**Record set:**

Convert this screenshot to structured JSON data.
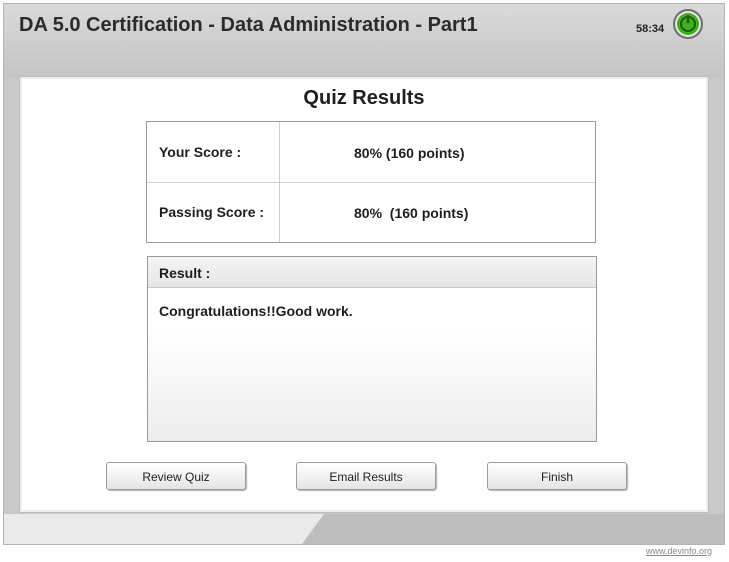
{
  "header": {
    "course_title": "DA 5.0 Certification - Data Administration - Part1",
    "timer": "58:34",
    "timer_icon": "power-clock-icon",
    "timer_color": "#3fae1f"
  },
  "results": {
    "heading": "Quiz Results",
    "rows": [
      {
        "label": "Your Score :",
        "value": "80% (160 points)"
      },
      {
        "label": "Passing Score :",
        "value": "80%  (160 points)"
      }
    ],
    "result_label": "Result :",
    "result_message": "Congratulations!!Good work."
  },
  "buttons": {
    "review": "Review Quiz",
    "email": "Email Results",
    "finish": "Finish"
  },
  "footer": {
    "site_link": "www.devinfo.org"
  }
}
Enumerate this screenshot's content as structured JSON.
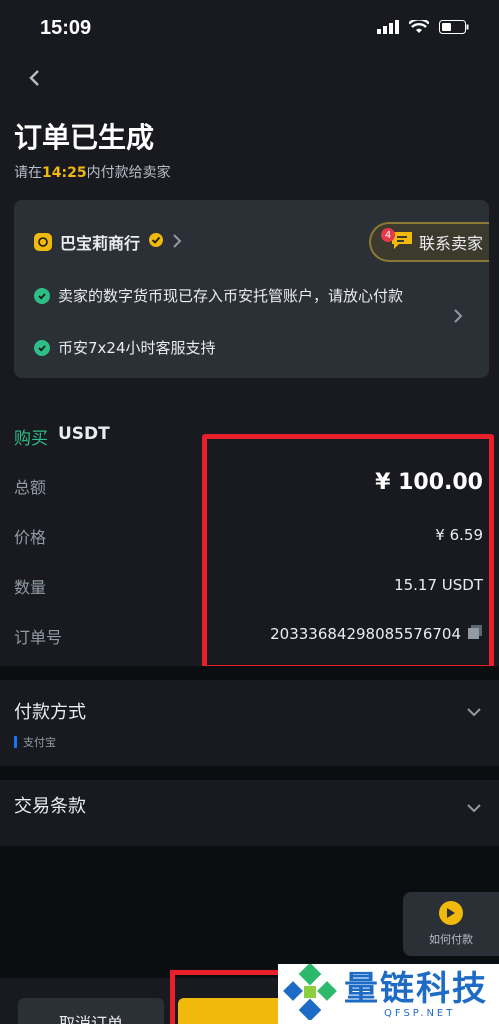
{
  "status_bar": {
    "time": "15:09"
  },
  "header": {
    "title": "订单已生成",
    "subtitle_prefix": "请在",
    "countdown": "14:25",
    "subtitle_suffix": "内付款给卖家"
  },
  "seller": {
    "name": "巴宝莉商行",
    "contact_label": "联系卖家",
    "unread_count": "4",
    "notices": [
      "卖家的数字货币现已存入币安托管账户，请放心付款",
      "币安7x24小时客服支持"
    ]
  },
  "order": {
    "trade_type": "购买",
    "asset": "USDT",
    "rows": [
      {
        "label": "总额",
        "value": "¥ 100.00"
      },
      {
        "label": "价格",
        "value": "¥ 6.59"
      },
      {
        "label": "数量",
        "value": "15.17 USDT"
      },
      {
        "label": "订单号",
        "value": "20333684298085576704"
      }
    ]
  },
  "payment": {
    "title": "付款方式",
    "method": "支付宝"
  },
  "terms": {
    "title": "交易条款"
  },
  "help": {
    "how_to_pay": "如何付款"
  },
  "actions": {
    "cancel": "取消订单"
  },
  "watermark": {
    "title": "量链科技",
    "url": "QFSP.NET"
  },
  "colors": {
    "accent": "#f0b90b",
    "buy": "#2ebd85",
    "highlight": "#e8202a",
    "background": "#181a20"
  }
}
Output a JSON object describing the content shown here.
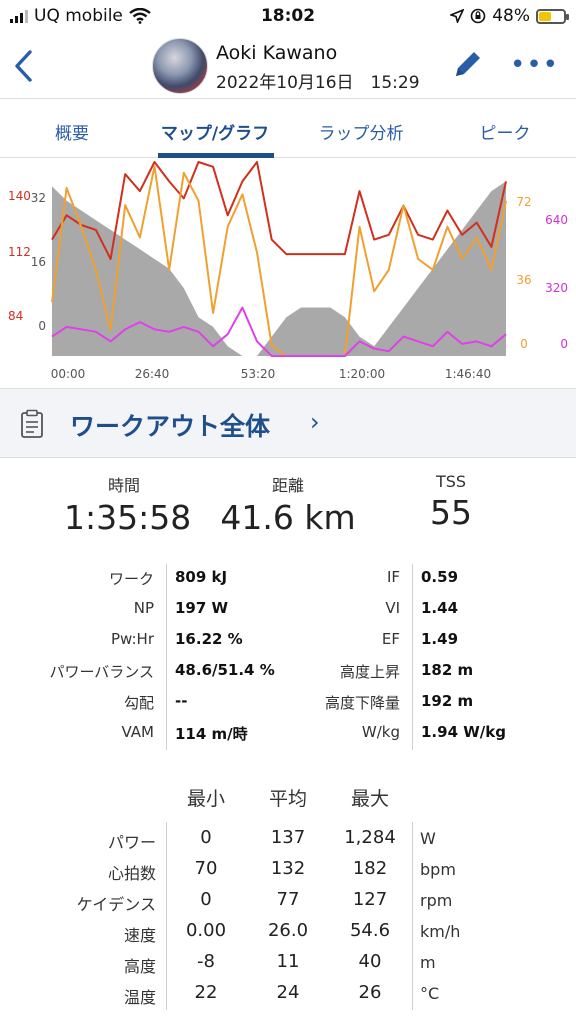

**What you will do:** Copy whichever lines in the listing above contain the word "Score".

**The reply:**
        "label": "Your Score :",
        "label": "Passing Score :",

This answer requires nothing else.